____ DATA FOR THE TASK
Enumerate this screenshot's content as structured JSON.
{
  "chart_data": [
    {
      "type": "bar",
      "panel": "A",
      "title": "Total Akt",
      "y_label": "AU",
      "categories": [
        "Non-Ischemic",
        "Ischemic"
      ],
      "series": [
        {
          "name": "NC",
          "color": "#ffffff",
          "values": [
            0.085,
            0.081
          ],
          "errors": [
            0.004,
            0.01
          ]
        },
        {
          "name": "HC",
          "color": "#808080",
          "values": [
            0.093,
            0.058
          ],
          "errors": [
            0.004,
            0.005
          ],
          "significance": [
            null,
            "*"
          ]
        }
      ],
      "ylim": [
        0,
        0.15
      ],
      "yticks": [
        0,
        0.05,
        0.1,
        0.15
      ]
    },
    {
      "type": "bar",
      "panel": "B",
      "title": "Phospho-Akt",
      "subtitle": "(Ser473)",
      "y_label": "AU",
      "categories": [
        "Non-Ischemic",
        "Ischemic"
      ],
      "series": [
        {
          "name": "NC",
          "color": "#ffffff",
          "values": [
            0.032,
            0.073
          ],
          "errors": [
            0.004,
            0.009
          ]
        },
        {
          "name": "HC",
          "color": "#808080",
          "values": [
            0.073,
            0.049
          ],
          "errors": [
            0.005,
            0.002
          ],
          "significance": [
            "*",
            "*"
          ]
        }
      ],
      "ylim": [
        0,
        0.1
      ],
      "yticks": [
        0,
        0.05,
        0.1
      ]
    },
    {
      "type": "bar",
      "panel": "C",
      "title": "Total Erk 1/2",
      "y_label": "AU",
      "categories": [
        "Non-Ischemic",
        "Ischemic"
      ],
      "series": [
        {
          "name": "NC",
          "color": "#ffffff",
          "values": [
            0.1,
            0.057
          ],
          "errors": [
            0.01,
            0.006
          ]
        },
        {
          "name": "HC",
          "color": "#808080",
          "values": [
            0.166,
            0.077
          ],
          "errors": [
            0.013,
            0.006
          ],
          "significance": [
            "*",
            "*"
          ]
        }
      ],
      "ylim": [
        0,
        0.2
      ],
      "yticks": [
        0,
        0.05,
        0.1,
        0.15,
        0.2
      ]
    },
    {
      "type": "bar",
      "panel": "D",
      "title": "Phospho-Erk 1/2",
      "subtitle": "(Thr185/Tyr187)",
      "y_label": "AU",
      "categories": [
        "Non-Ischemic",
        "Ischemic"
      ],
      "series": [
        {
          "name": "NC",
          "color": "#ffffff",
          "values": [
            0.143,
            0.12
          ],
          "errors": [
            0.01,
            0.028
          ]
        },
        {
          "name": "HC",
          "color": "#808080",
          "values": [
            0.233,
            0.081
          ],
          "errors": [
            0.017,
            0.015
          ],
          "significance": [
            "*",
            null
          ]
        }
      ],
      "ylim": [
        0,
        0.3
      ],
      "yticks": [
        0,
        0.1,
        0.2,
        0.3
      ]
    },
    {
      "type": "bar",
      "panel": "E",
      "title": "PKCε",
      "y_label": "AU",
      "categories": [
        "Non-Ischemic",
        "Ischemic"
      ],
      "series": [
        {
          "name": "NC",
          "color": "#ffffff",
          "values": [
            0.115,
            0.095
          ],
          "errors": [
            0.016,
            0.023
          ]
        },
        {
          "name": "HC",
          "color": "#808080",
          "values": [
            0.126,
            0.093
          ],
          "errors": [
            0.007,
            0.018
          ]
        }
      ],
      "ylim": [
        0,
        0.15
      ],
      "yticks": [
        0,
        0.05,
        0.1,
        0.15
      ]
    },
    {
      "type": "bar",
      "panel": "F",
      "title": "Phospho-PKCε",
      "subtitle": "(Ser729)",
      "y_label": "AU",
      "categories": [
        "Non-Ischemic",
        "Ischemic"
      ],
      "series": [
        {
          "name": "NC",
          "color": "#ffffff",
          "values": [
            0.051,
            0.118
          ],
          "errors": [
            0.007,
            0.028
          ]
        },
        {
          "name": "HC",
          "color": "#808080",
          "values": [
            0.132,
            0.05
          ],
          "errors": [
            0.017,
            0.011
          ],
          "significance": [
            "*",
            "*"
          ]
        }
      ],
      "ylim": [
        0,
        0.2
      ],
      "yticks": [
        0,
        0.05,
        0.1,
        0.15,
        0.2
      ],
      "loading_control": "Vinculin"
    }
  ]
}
________
## [REQUIRED TASK]
Write out every entry again, keeping each line exactly the same.

## [ANSWER BELOW]
Enumerate this screenshot's content as structured JSON.
{
  "chart_data": [
    {
      "type": "bar",
      "panel": "A",
      "title": "Total Akt",
      "y_label": "AU",
      "categories": [
        "Non-Ischemic",
        "Ischemic"
      ],
      "series": [
        {
          "name": "NC",
          "color": "#ffffff",
          "values": [
            0.085,
            0.081
          ],
          "errors": [
            0.004,
            0.01
          ]
        },
        {
          "name": "HC",
          "color": "#808080",
          "values": [
            0.093,
            0.058
          ],
          "errors": [
            0.004,
            0.005
          ],
          "significance": [
            null,
            "*"
          ]
        }
      ],
      "ylim": [
        0,
        0.15
      ],
      "yticks": [
        0,
        0.05,
        0.1,
        0.15
      ]
    },
    {
      "type": "bar",
      "panel": "B",
      "title": "Phospho-Akt",
      "subtitle": "(Ser473)",
      "y_label": "AU",
      "categories": [
        "Non-Ischemic",
        "Ischemic"
      ],
      "series": [
        {
          "name": "NC",
          "color": "#ffffff",
          "values": [
            0.032,
            0.073
          ],
          "errors": [
            0.004,
            0.009
          ]
        },
        {
          "name": "HC",
          "color": "#808080",
          "values": [
            0.073,
            0.049
          ],
          "errors": [
            0.005,
            0.002
          ],
          "significance": [
            "*",
            "*"
          ]
        }
      ],
      "ylim": [
        0,
        0.1
      ],
      "yticks": [
        0,
        0.05,
        0.1
      ]
    },
    {
      "type": "bar",
      "panel": "C",
      "title": "Total Erk 1/2",
      "y_label": "AU",
      "categories": [
        "Non-Ischemic",
        "Ischemic"
      ],
      "series": [
        {
          "name": "NC",
          "color": "#ffffff",
          "values": [
            0.1,
            0.057
          ],
          "errors": [
            0.01,
            0.006
          ]
        },
        {
          "name": "HC",
          "color": "#808080",
          "values": [
            0.166,
            0.077
          ],
          "errors": [
            0.013,
            0.006
          ],
          "significance": [
            "*",
            "*"
          ]
        }
      ],
      "ylim": [
        0,
        0.2
      ],
      "yticks": [
        0,
        0.05,
        0.1,
        0.15,
        0.2
      ]
    },
    {
      "type": "bar",
      "panel": "D",
      "title": "Phospho-Erk 1/2",
      "subtitle": "(Thr185/Tyr187)",
      "y_label": "AU",
      "categories": [
        "Non-Ischemic",
        "Ischemic"
      ],
      "series": [
        {
          "name": "NC",
          "color": "#ffffff",
          "values": [
            0.143,
            0.12
          ],
          "errors": [
            0.01,
            0.028
          ]
        },
        {
          "name": "HC",
          "color": "#808080",
          "values": [
            0.233,
            0.081
          ],
          "errors": [
            0.017,
            0.015
          ],
          "significance": [
            "*",
            null
          ]
        }
      ],
      "ylim": [
        0,
        0.3
      ],
      "yticks": [
        0,
        0.1,
        0.2,
        0.3
      ]
    },
    {
      "type": "bar",
      "panel": "E",
      "title": "PKCε",
      "y_label": "AU",
      "categories": [
        "Non-Ischemic",
        "Ischemic"
      ],
      "series": [
        {
          "name": "NC",
          "color": "#ffffff",
          "values": [
            0.115,
            0.095
          ],
          "errors": [
            0.016,
            0.023
          ]
        },
        {
          "name": "HC",
          "color": "#808080",
          "values": [
            0.126,
            0.093
          ],
          "errors": [
            0.007,
            0.018
          ]
        }
      ],
      "ylim": [
        0,
        0.15
      ],
      "yticks": [
        0,
        0.05,
        0.1,
        0.15
      ]
    },
    {
      "type": "bar",
      "panel": "F",
      "title": "Phospho-PKCε",
      "subtitle": "(Ser729)",
      "y_label": "AU",
      "categories": [
        "Non-Ischemic",
        "Ischemic"
      ],
      "series": [
        {
          "name": "NC",
          "color": "#ffffff",
          "values": [
            0.051,
            0.118
          ],
          "errors": [
            0.007,
            0.028
          ]
        },
        {
          "name": "HC",
          "color": "#808080",
          "values": [
            0.132,
            0.05
          ],
          "errors": [
            0.017,
            0.011
          ],
          "significance": [
            "*",
            "*"
          ]
        }
      ],
      "ylim": [
        0,
        0.2
      ],
      "yticks": [
        0,
        0.05,
        0.1,
        0.15,
        0.2
      ],
      "loading_control": "Vinculin"
    }
  ]
}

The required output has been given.